Extracted information:
● ● ● ● ●
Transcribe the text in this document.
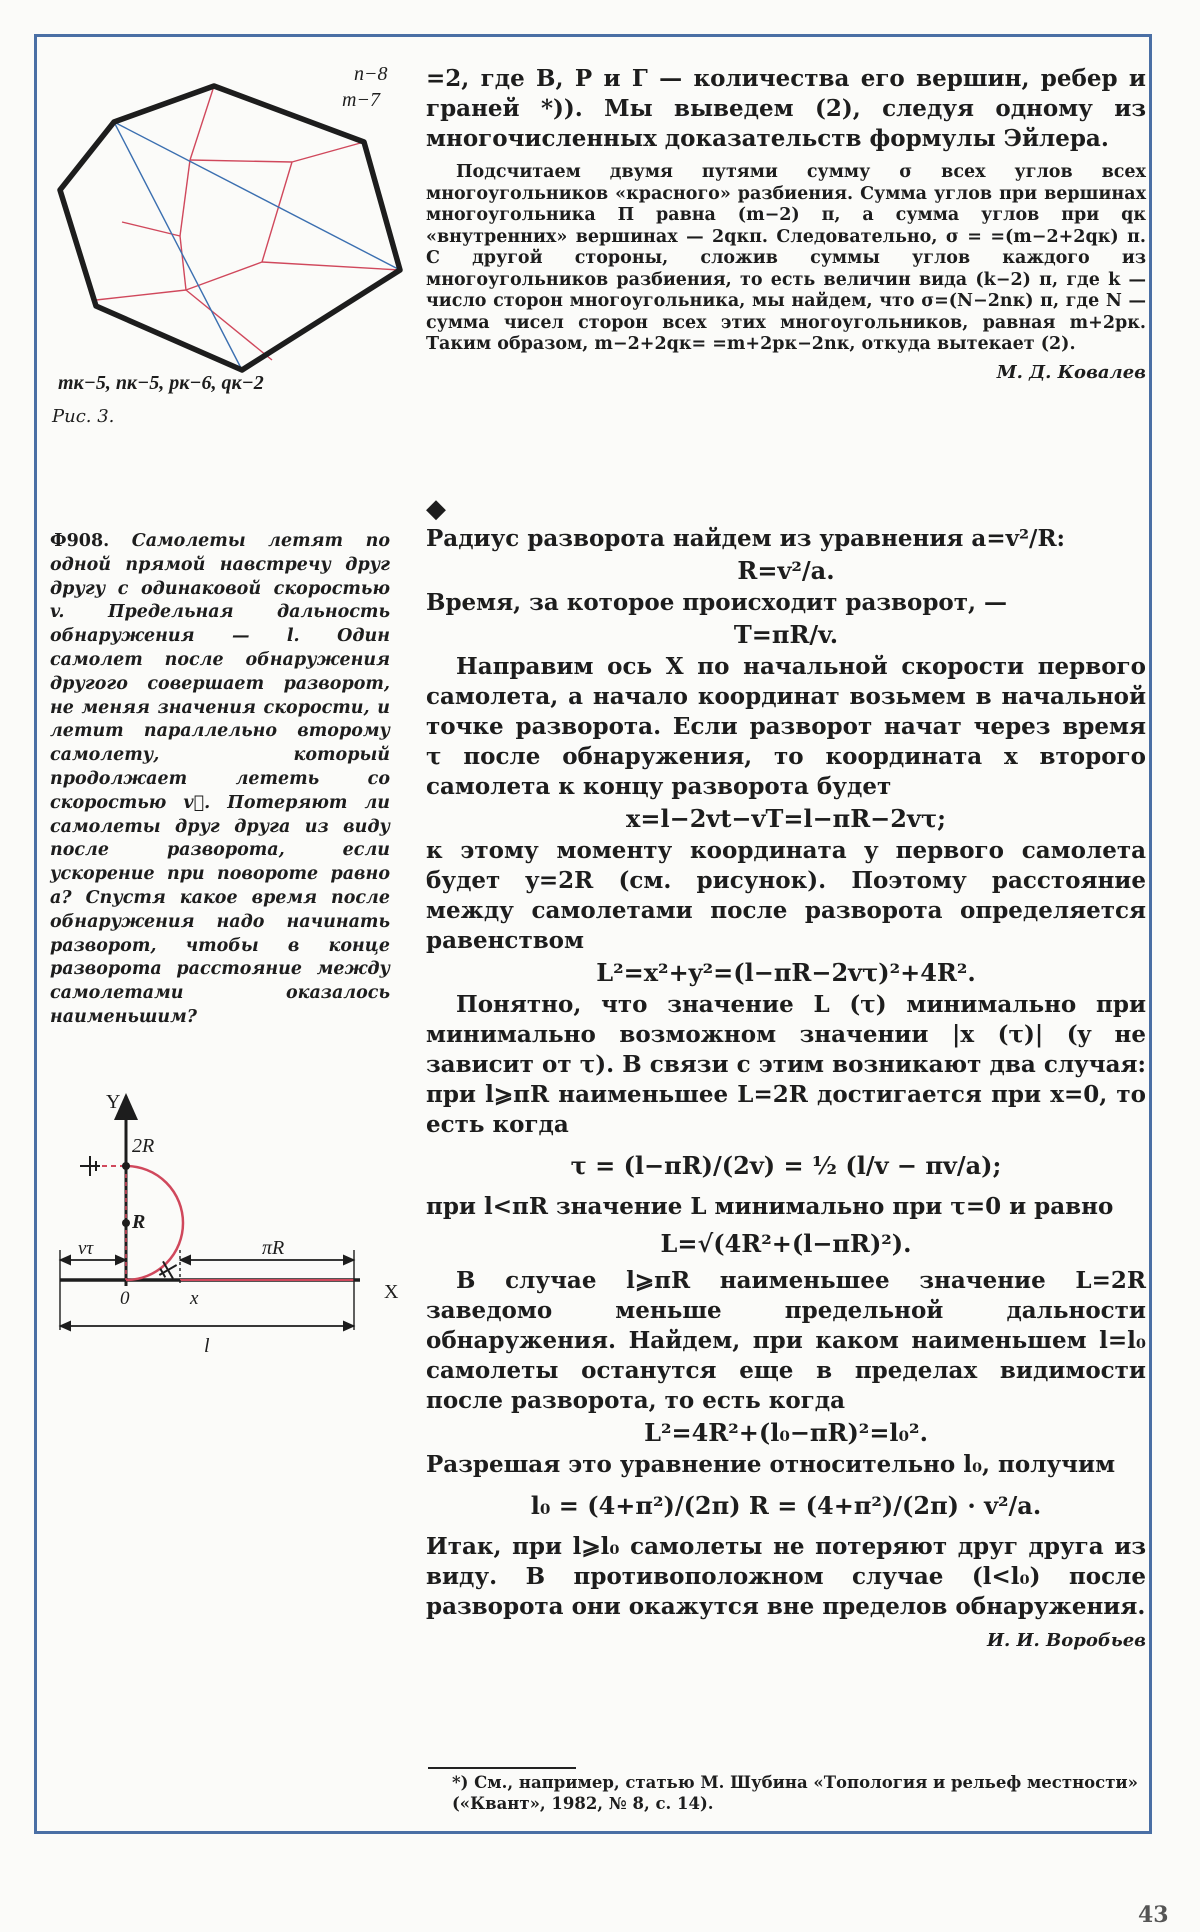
n−8
m−7
mк−5, nк−5, pк−6, qк−2
Рис. 3.

=2, где В, Р и Г — количества его вершин, ребер и граней *)). Мы выведем (2), следуя одному из многочисленных доказательств формулы Эйлера.

Подсчитаем двумя путями сумму σ всех углов всех многоугольников «красного» разбиения. Сумма углов при вершинах многоугольника П равна (m−2) π, а сумма углов при qк «внутренних» вершинах — 2qкπ. Следовательно, σ = =(m−2+2qк) π. С другой стороны, сложив суммы углов каждого из многоугольников разбиения, то есть величин вида (k−2) π, где k — число сторон многоугольника, мы найдем, что σ=(N−2nк) π, где N — сумма чисел сторон всех этих многоугольников, равная m+2pк. Таким образом, m−2+2qк= =m+2pк−2nк, откуда вытекает (2).

М. Д. Ковалев

Ф908. Самолеты летят по одной прямой навстречу друг другу с одинаковой скоростью v. Предельная дальность обнаружения — l. Один самолет после обнаружения другого совершает разворот, не меняя значения скорости, и летит параллельно второму самолету, который продолжает лететь со скоростью v⃗. Потеряют ли самолеты друг друга из виду после разворота, если ускорение при повороте равно a? Спустя какое время после обнаружения надо начинать разворот, чтобы в конце разворота расстояние между самолетами оказалось наименьшим?

Y
X
2R
R
vτ	πR
0	x
l

◆

Радиус разворота найдем из уравнения a=v²/R:

R=v²/a.

Время, за которое происходит разворот, —

T=πR/v.

Направим ось X по начальной скорости первого самолета, а начало координат возьмем в начальной точке разворота. Если разворот начат через время τ после обнаружения, то координата x второго самолета к концу разворота будет

x=l−2vt−vT=l−πR−2vτ;

к этому моменту координата y первого самолета будет y=2R (см. рисунок). Поэтому расстояние между самолетами после разворота определяется равенством

L²=x²+y²=(l−πR−2vτ)²+4R².

Понятно, что значение L (τ) минимально при минимально возможном значении |x (τ)| (y не зависит от τ). В связи с этим возникают два случая: при l⩾πR наименьшее L=2R достигается при x=0, то есть когда

τ = (l−πR)/(2v) = ½ (l/v − πv/a);

при l<πR значение L минимально при τ=0 и равно

L=√(4R²+(l−πR)²).

В случае l⩾πR наименьшее значение L=2R заведомо меньше предельной дальности обнаружения. Найдем, при каком наименьшем l=l₀ самолеты останутся еще в пределах видимости после разворота, то есть когда

L²=4R²+(l₀−πR)²=l₀².

Разрешая это уравнение относительно l₀, получим

l₀ = (4+π²)/(2π) R = (4+π²)/(2π) · v²/a.

Итак, при l⩾l₀ самолеты не потеряют друг друга из виду. В противоположном случае (l<l₀) после разворота они окажутся вне пределов обнаружения.

И. И. Воробьев

*) См., например, статью М. Шубина «Топология и рельеф местности» («Квант», 1982, № 8, с. 14).

43
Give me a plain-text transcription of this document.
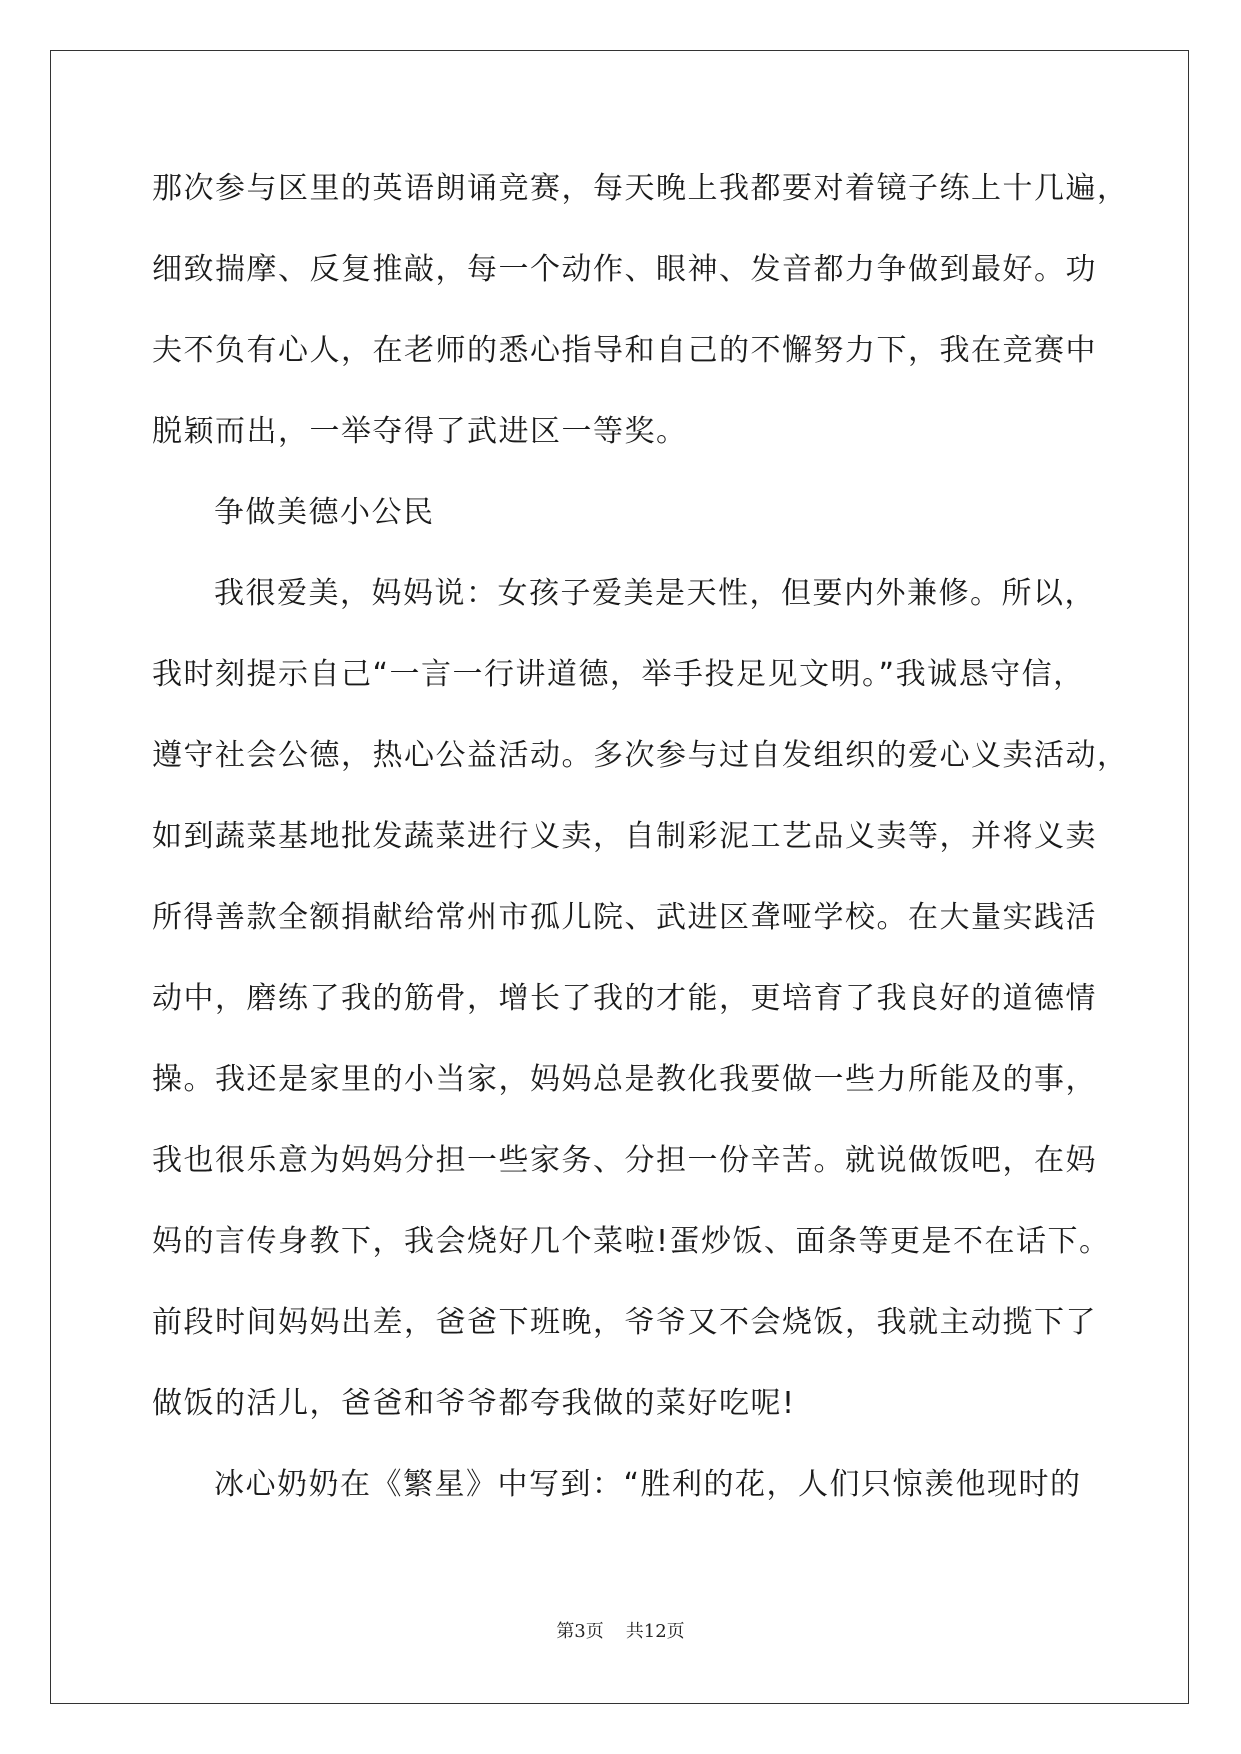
那次参与区里的英语朗诵竞赛，每天晚上我都要对着镜子练上十几遍，
细致揣摩、反复推敲，每一个动作、眼神、发音都力争做到最好。功
夫不负有心人，在老师的悉心指导和自己的不懈努力下，我在竞赛中
脱颖而出，一举夺得了武进区一等奖。
争做美德小公民
我很爱美，妈妈说：女孩子爱美是天性，但要内外兼修。所以，
我时刻提示自己“一言一行讲道德，举手投足见文明。”我诚恳守信，
遵守社会公德，热心公益活动。多次参与过自发组织的爱心义卖活动，
如到蔬菜基地批发蔬菜进行义卖，自制彩泥工艺品义卖等，并将义卖
所得善款全额捐献给常州市孤儿院、武进区聋哑学校。在大量实践活
动中，磨练了我的筋骨，增长了我的才能，更培育了我良好的道德情
操。我还是家里的小当家，妈妈总是教化我要做一些力所能及的事，
我也很乐意为妈妈分担一些家务、分担一份辛苦。就说做饭吧，在妈
妈的言传身教下，我会烧好几个菜啦!蛋炒饭、面条等更是不在话下。
前段时间妈妈出差，爸爸下班晚，爷爷又不会烧饭，我就主动揽下了
做饭的活儿，爸爸和爷爷都夸我做的菜好吃呢!
冰心奶奶在《繁星》中写到：“胜利的花，人们只惊羡他现时的
第3页 共12页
● ● ● ● ●
Work to do: Copy out every line of the data that includes "самолеты".

The completed task:
Ф908. Самолеты летят по одной прямой навстречу друг другу с одинаковой скоростью v. Предельная дальность обнаружения — l. Один самолет после обнаружения другого совершает разворот, не меняя значения скорости, и летит параллельно второму самолету, который продолжает лететь со скоростью v⃗. Потеряют ли самолеты друг друга из виду после разворота, если ускорение при повороте равно a? Спустя какое время после обнаружения надо начинать разворот, чтобы в конце разворота расстояние между самолетами оказалось наименьшим?
В случае l⩾πR наименьшее значение L=2R заведомо меньше предельной дальности обнаружения. Найдем, при каком наименьшем l=l₀ самолеты останутся еще в пределах видимости после разворота, то есть когда
Итак, при l⩾l₀ самолеты не потеряют друг друга из виду. В противоположном случае (l<l₀) после разворота они окажутся вне пределов обнаружения.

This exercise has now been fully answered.